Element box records
********************
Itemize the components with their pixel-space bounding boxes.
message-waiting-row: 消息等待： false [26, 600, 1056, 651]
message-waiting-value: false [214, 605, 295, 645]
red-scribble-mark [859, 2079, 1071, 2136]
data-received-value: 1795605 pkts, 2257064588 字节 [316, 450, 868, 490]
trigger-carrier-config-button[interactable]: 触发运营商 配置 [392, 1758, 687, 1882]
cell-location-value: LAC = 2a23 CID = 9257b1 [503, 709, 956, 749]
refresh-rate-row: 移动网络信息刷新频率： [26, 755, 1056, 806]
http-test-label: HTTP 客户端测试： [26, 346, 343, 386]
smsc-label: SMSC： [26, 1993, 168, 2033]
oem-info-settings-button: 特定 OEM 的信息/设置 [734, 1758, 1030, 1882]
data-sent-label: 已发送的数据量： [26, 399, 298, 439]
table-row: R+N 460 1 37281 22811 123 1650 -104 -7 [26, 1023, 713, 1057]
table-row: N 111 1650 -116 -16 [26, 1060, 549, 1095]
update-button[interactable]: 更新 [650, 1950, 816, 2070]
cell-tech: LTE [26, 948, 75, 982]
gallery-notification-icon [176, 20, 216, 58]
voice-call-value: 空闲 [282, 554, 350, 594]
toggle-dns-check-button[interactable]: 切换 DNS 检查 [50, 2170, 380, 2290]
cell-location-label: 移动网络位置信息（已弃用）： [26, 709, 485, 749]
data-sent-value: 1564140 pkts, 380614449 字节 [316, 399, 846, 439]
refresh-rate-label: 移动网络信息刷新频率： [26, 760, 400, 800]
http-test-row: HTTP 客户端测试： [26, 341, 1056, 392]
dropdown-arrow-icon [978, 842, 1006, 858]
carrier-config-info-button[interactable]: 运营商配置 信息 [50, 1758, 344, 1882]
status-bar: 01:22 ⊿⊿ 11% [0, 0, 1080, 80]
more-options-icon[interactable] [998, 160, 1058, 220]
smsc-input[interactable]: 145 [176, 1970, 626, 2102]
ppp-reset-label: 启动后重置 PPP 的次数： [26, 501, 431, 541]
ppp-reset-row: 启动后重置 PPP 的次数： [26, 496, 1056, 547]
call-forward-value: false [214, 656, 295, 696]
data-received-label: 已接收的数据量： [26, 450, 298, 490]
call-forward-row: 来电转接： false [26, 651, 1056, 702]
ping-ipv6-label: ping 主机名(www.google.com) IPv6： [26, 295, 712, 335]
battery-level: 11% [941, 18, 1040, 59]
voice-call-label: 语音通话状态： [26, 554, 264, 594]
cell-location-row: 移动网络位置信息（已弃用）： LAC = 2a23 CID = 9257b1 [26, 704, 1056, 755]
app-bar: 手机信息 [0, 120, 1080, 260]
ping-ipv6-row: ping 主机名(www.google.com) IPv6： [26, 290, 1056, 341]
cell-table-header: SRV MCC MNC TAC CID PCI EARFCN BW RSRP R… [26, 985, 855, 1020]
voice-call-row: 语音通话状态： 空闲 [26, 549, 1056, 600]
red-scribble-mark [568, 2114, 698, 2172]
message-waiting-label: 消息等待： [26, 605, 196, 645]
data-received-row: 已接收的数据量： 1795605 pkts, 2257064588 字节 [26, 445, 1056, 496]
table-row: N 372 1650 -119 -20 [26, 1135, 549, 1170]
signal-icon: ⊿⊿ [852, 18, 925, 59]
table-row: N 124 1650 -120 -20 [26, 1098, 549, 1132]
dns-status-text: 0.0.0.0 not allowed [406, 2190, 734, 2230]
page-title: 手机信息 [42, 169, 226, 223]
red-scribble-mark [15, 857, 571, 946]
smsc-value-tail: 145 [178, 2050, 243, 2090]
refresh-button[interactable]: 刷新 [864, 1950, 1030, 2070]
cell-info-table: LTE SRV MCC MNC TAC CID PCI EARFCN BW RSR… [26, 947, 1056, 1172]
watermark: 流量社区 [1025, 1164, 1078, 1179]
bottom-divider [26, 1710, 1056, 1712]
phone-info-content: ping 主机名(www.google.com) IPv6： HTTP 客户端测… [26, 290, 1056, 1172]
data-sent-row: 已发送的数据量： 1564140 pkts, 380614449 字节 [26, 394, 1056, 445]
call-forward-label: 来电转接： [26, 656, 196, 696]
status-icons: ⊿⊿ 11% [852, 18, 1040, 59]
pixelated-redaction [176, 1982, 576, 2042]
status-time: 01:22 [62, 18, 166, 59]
********************
* _PROBLEM TO WORK ON_:
Copy every one of the records above line for line, changing nothing.

* _FULL SOLUTION_:
Itemize the components with their pixel-space bounding boxes.
message-waiting-row: 消息等待： false [26, 600, 1056, 651]
message-waiting-value: false [214, 605, 295, 645]
red-scribble-mark [859, 2079, 1071, 2136]
data-received-value: 1795605 pkts, 2257064588 字节 [316, 450, 868, 490]
trigger-carrier-config-button[interactable]: 触发运营商 配置 [392, 1758, 687, 1882]
cell-location-value: LAC = 2a23 CID = 9257b1 [503, 709, 956, 749]
refresh-rate-row: 移动网络信息刷新频率： [26, 755, 1056, 806]
http-test-label: HTTP 客户端测试： [26, 346, 343, 386]
smsc-label: SMSC： [26, 1993, 168, 2033]
oem-info-settings-button: 特定 OEM 的信息/设置 [734, 1758, 1030, 1882]
data-sent-label: 已发送的数据量： [26, 399, 298, 439]
table-row: R+N 460 1 37281 22811 123 1650 -104 -7 [26, 1023, 713, 1057]
table-row: N 111 1650 -116 -16 [26, 1060, 549, 1095]
update-button[interactable]: 更新 [650, 1950, 816, 2070]
cell-tech: LTE [26, 948, 75, 982]
gallery-notification-icon [176, 20, 216, 58]
voice-call-value: 空闲 [282, 554, 350, 594]
toggle-dns-check-button[interactable]: 切换 DNS 检查 [50, 2170, 380, 2290]
cell-location-label: 移动网络位置信息（已弃用）： [26, 709, 485, 749]
data-sent-value: 1564140 pkts, 380614449 字节 [316, 399, 846, 439]
refresh-rate-label: 移动网络信息刷新频率： [26, 760, 400, 800]
http-test-row: HTTP 客户端测试： [26, 341, 1056, 392]
dropdown-arrow-icon [978, 842, 1006, 858]
carrier-config-info-button[interactable]: 运营商配置 信息 [50, 1758, 344, 1882]
status-bar: 01:22 ⊿⊿ 11% [0, 0, 1080, 80]
more-options-icon[interactable] [998, 160, 1058, 220]
smsc-input[interactable]: 145 [176, 1970, 626, 2102]
ppp-reset-label: 启动后重置 PPP 的次数： [26, 501, 431, 541]
ppp-reset-row: 启动后重置 PPP 的次数： [26, 496, 1056, 547]
call-forward-value: false [214, 656, 295, 696]
data-received-label: 已接收的数据量： [26, 450, 298, 490]
call-forward-row: 来电转接： false [26, 651, 1056, 702]
ping-ipv6-label: ping 主机名(www.google.com) IPv6： [26, 295, 712, 335]
battery-level: 11% [941, 18, 1040, 59]
voice-call-label: 语音通话状态： [26, 554, 264, 594]
cell-location-row: 移动网络位置信息（已弃用）： LAC = 2a23 CID = 9257b1 [26, 704, 1056, 755]
app-bar: 手机信息 [0, 120, 1080, 260]
ping-ipv6-row: ping 主机名(www.google.com) IPv6： [26, 290, 1056, 341]
cell-table-header: SRV MCC MNC TAC CID PCI EARFCN BW RSRP R… [26, 985, 855, 1020]
voice-call-row: 语音通话状态： 空闲 [26, 549, 1056, 600]
red-scribble-mark [568, 2114, 698, 2172]
message-waiting-label: 消息等待： [26, 605, 196, 645]
data-received-row: 已接收的数据量： 1795605 pkts, 2257064588 字节 [26, 445, 1056, 496]
table-row: N 372 1650 -119 -20 [26, 1135, 549, 1170]
signal-icon: ⊿⊿ [852, 18, 925, 59]
table-row: N 124 1650 -120 -20 [26, 1098, 549, 1132]
dns-status-text: 0.0.0.0 not allowed [406, 2190, 734, 2230]
page-title: 手机信息 [42, 169, 226, 223]
red-scribble-mark [15, 857, 571, 946]
smsc-value-tail: 145 [178, 2050, 243, 2090]
refresh-button[interactable]: 刷新 [864, 1950, 1030, 2070]
cell-info-table: LTE SRV MCC MNC TAC CID PCI EARFCN BW RSR… [26, 947, 1056, 1172]
watermark: 流量社区 [1025, 1164, 1078, 1179]
bottom-divider [26, 1710, 1056, 1712]
phone-info-content: ping 主机名(www.google.com) IPv6： HTTP 客户端测… [26, 290, 1056, 1172]
data-sent-row: 已发送的数据量： 1564140 pkts, 380614449 字节 [26, 394, 1056, 445]
call-forward-label: 来电转接： [26, 656, 196, 696]
status-icons: ⊿⊿ 11% [852, 18, 1040, 59]
pixelated-redaction [176, 1982, 576, 2042]
status-time: 01:22 [62, 18, 166, 59]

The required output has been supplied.